What to work on =>
Search the data for the string "Informal" and extract every line where it appears.

The input =>
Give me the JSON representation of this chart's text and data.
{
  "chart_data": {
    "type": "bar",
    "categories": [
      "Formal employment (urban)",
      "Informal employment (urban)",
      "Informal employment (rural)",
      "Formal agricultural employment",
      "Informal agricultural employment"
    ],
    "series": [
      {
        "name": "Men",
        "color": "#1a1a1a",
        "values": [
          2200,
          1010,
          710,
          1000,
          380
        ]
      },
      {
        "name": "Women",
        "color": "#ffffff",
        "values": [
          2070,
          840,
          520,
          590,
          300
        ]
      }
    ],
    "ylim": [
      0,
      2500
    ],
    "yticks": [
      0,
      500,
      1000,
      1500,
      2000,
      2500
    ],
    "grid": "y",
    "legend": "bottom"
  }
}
---
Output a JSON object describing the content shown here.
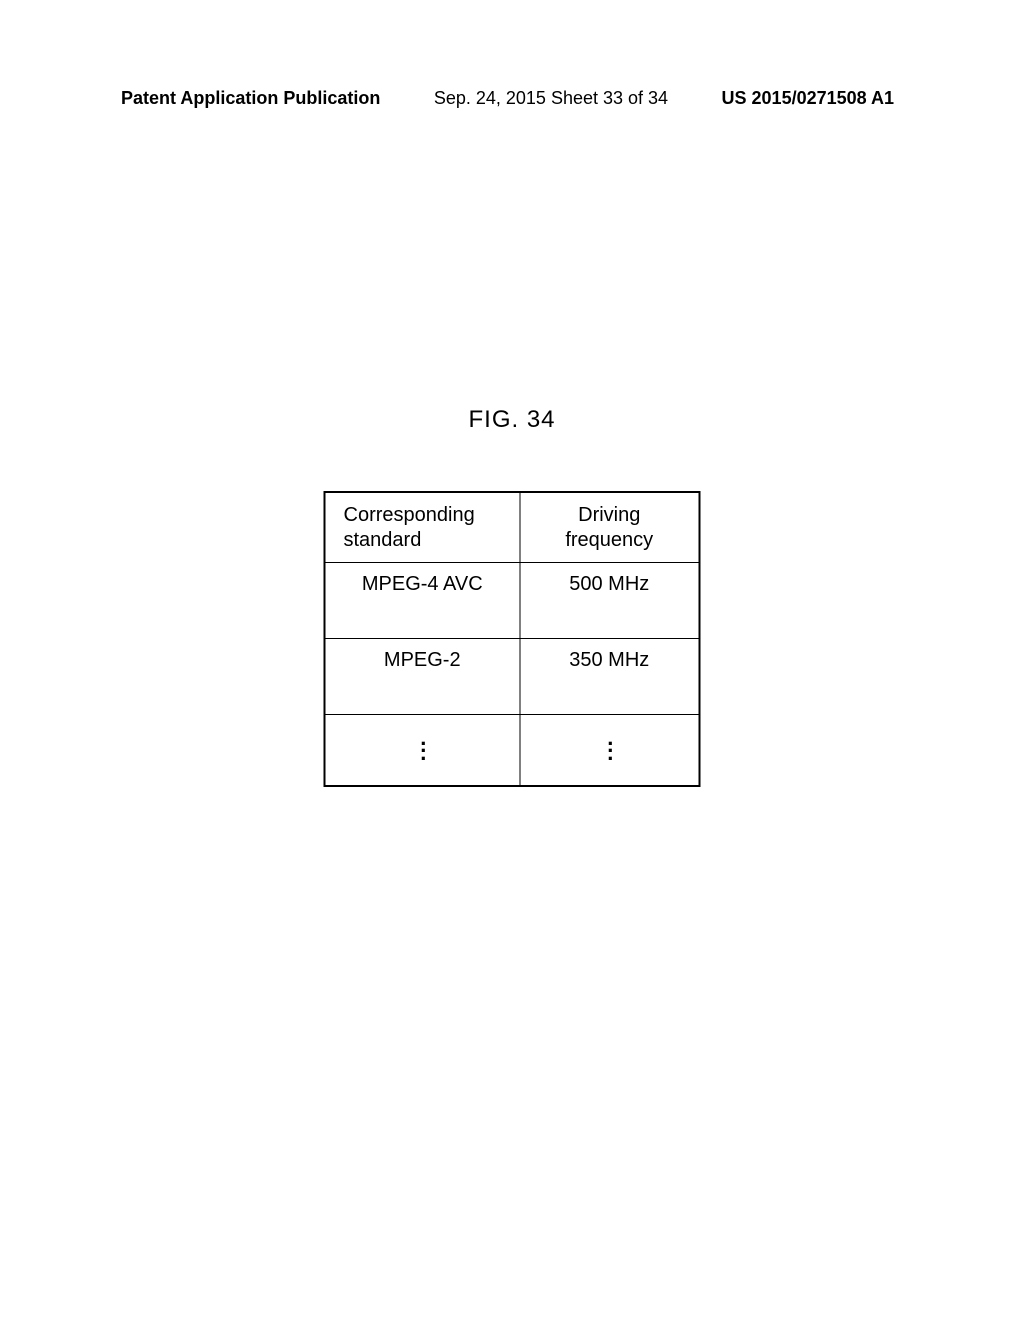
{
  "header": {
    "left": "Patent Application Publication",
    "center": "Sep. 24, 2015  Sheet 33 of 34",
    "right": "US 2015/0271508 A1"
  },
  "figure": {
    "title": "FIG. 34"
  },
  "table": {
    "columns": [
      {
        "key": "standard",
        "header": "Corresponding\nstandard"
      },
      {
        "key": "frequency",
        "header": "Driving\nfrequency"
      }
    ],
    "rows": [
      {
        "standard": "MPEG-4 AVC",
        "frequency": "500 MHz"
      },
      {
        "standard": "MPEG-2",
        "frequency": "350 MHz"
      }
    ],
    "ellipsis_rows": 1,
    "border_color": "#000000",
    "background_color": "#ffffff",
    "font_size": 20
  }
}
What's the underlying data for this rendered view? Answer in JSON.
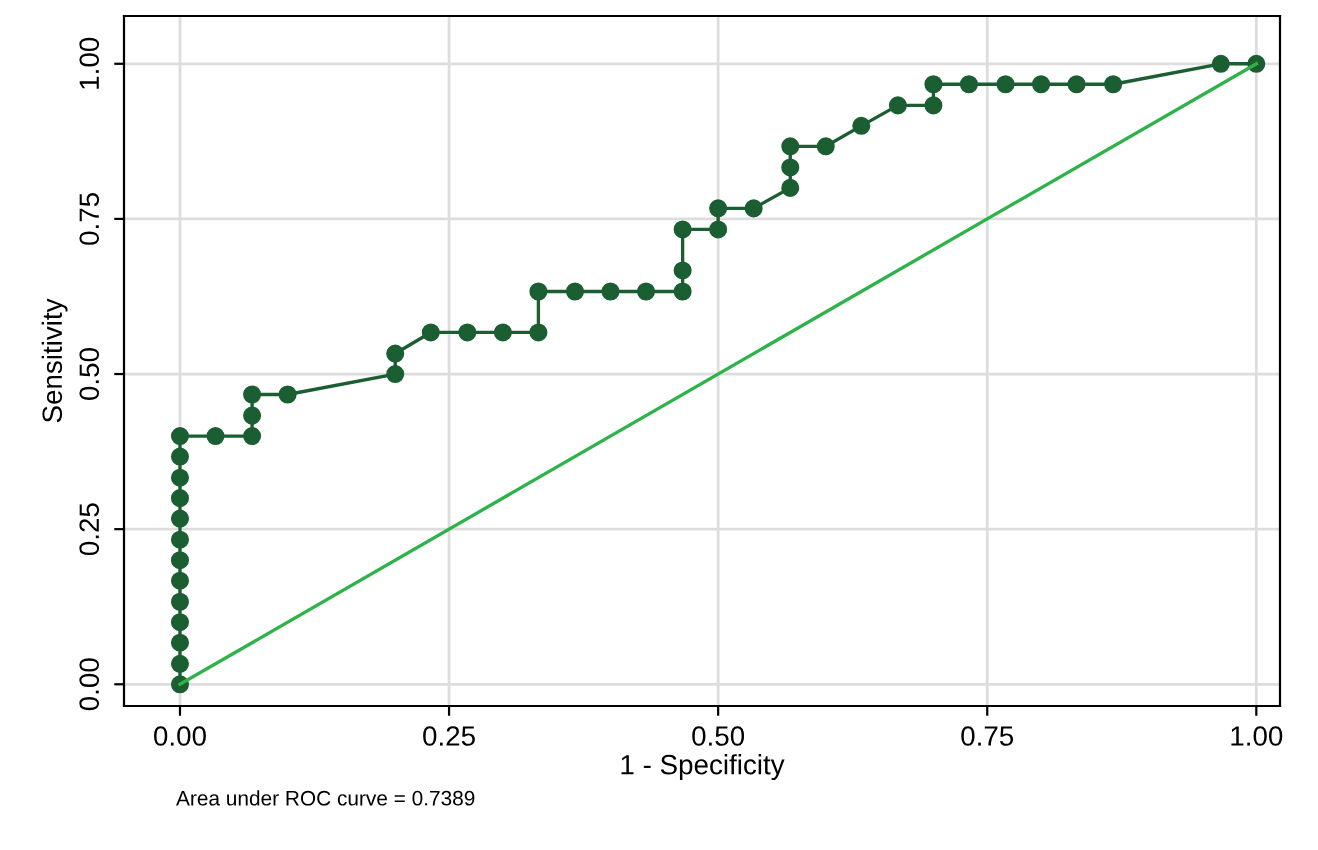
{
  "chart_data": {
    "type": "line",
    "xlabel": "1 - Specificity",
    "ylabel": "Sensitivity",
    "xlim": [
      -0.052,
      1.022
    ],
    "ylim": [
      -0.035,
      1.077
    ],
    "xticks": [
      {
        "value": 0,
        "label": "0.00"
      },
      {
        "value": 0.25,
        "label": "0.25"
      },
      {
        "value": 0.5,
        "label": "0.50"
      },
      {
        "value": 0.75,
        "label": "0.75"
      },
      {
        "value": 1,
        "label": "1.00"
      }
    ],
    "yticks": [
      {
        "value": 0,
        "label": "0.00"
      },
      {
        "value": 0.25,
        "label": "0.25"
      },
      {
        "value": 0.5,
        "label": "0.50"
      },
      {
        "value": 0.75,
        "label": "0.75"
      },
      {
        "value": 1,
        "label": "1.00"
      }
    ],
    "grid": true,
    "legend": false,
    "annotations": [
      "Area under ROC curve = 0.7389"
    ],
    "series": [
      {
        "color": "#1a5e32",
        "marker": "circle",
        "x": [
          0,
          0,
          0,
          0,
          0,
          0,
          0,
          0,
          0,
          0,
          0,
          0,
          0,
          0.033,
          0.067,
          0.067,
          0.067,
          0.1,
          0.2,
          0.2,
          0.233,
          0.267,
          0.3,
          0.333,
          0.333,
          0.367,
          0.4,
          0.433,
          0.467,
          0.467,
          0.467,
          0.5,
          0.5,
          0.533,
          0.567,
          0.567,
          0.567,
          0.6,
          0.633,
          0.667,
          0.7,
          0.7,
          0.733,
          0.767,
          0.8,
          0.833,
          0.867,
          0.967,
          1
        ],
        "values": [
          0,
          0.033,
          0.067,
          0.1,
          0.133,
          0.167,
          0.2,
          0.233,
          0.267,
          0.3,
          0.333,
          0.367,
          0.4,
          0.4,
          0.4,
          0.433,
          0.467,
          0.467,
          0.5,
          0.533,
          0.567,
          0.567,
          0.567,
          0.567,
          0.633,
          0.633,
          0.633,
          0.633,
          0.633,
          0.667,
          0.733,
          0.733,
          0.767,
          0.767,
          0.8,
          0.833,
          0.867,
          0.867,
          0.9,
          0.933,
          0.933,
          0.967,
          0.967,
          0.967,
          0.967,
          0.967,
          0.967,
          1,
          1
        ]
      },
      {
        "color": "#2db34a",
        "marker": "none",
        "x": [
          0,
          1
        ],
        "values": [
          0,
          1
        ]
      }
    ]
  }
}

Output for this task =>
      "Informal employment (urban)",
      "Informal employment (rural)",
      "Informal agricultural employment"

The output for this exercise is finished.